» **TASK GOAL**: Provide only the number of lines where "title" occurs.

» **SOURCE MATERIAL**:
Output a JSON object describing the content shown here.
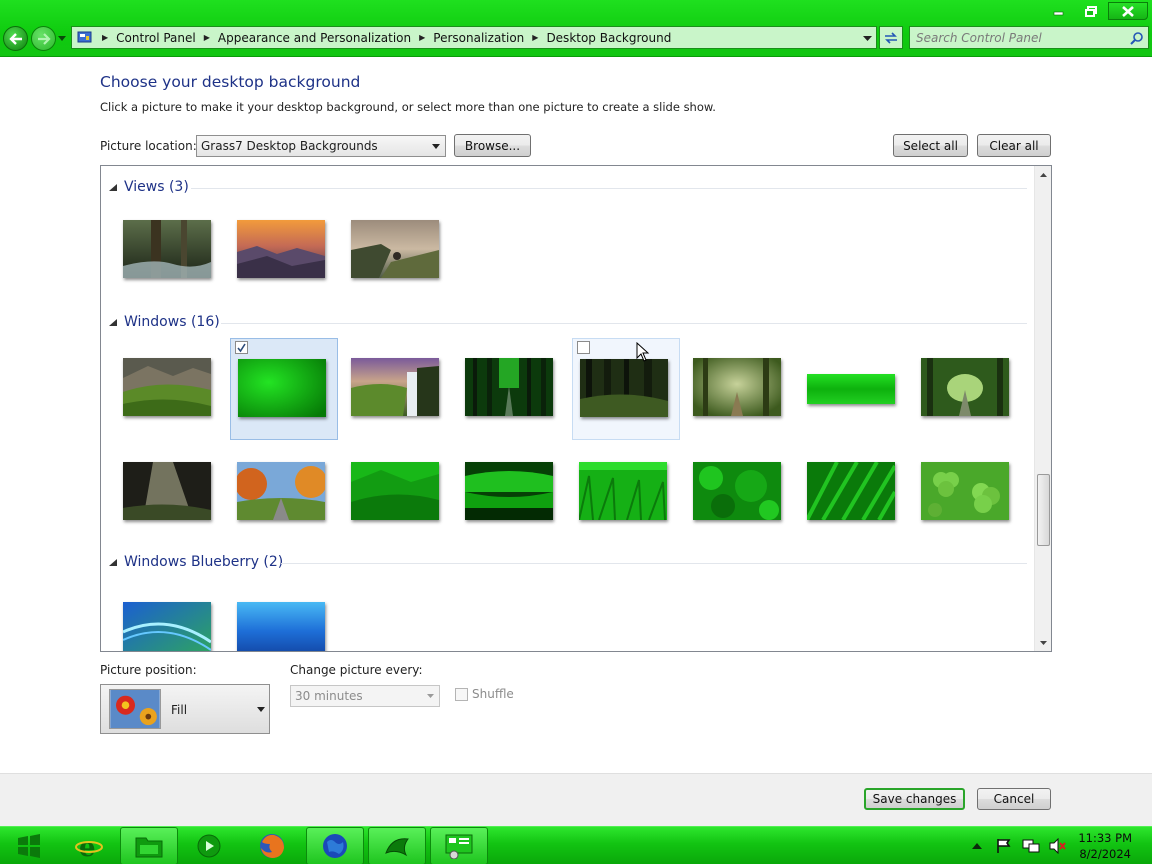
{
  "window": {
    "caption_buttons": [
      "minimize",
      "restore",
      "close"
    ]
  },
  "address_bar": {
    "breadcrumbs": [
      "Control Panel",
      "Appearance and Personalization",
      "Personalization",
      "Desktop Background"
    ]
  },
  "search": {
    "placeholder": "Search Control Panel"
  },
  "content": {
    "heading": "Choose your desktop background",
    "subheading": "Click a picture to make it your desktop background, or select more than one picture to create a slide show.",
    "picture_location_label": "Picture location:",
    "picture_location_value": "Grass7 Desktop Backgrounds",
    "browse_label": "Browse...",
    "select_all_label": "Select all",
    "clear_all_label": "Clear all"
  },
  "gallery": {
    "groups": [
      {
        "title": "Views (3)",
        "tiles": [
          "forest-stream",
          "sunset-hills",
          "coastal-cliffs"
        ]
      },
      {
        "title": "Windows (16)",
        "tiles": [
          "mountain-valley",
          "green-gradient",
          "waterfall",
          "forest-path",
          "dark-forest",
          "misty-forest",
          "green-bar",
          "tree-tunnel",
          "sunbeam-forest",
          "autumn-road",
          "green-hills",
          "green-lake",
          "grass-field",
          "green-leaves",
          "grass-blades",
          "clovers"
        ]
      },
      {
        "title": "Windows Blueberry (2)",
        "tiles": [
          "blue-waves",
          "blue-gradient"
        ]
      }
    ],
    "selected_tile": "green-gradient",
    "hovered_tile": "dark-forest"
  },
  "options": {
    "position_label": "Picture position:",
    "position_value": "Fill",
    "change_every_label": "Change picture every:",
    "change_every_value": "30 minutes",
    "shuffle_label": "Shuffle",
    "shuffle_checked": false
  },
  "footer": {
    "save_label": "Save changes",
    "cancel_label": "Cancel"
  },
  "taskbar": {
    "items": [
      "start-button",
      "internet-explorer",
      "file-explorer",
      "media-player",
      "firefox",
      "globe",
      "windows-flag",
      "control-panel"
    ],
    "time": "11:33 PM",
    "date": "8/2/2024"
  },
  "colors": {
    "accent_green": "#12c412",
    "heading_blue": "#1e3287",
    "selection_blue": "#dbe8f7"
  }
}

» **RESULT OF THE TASK**: 3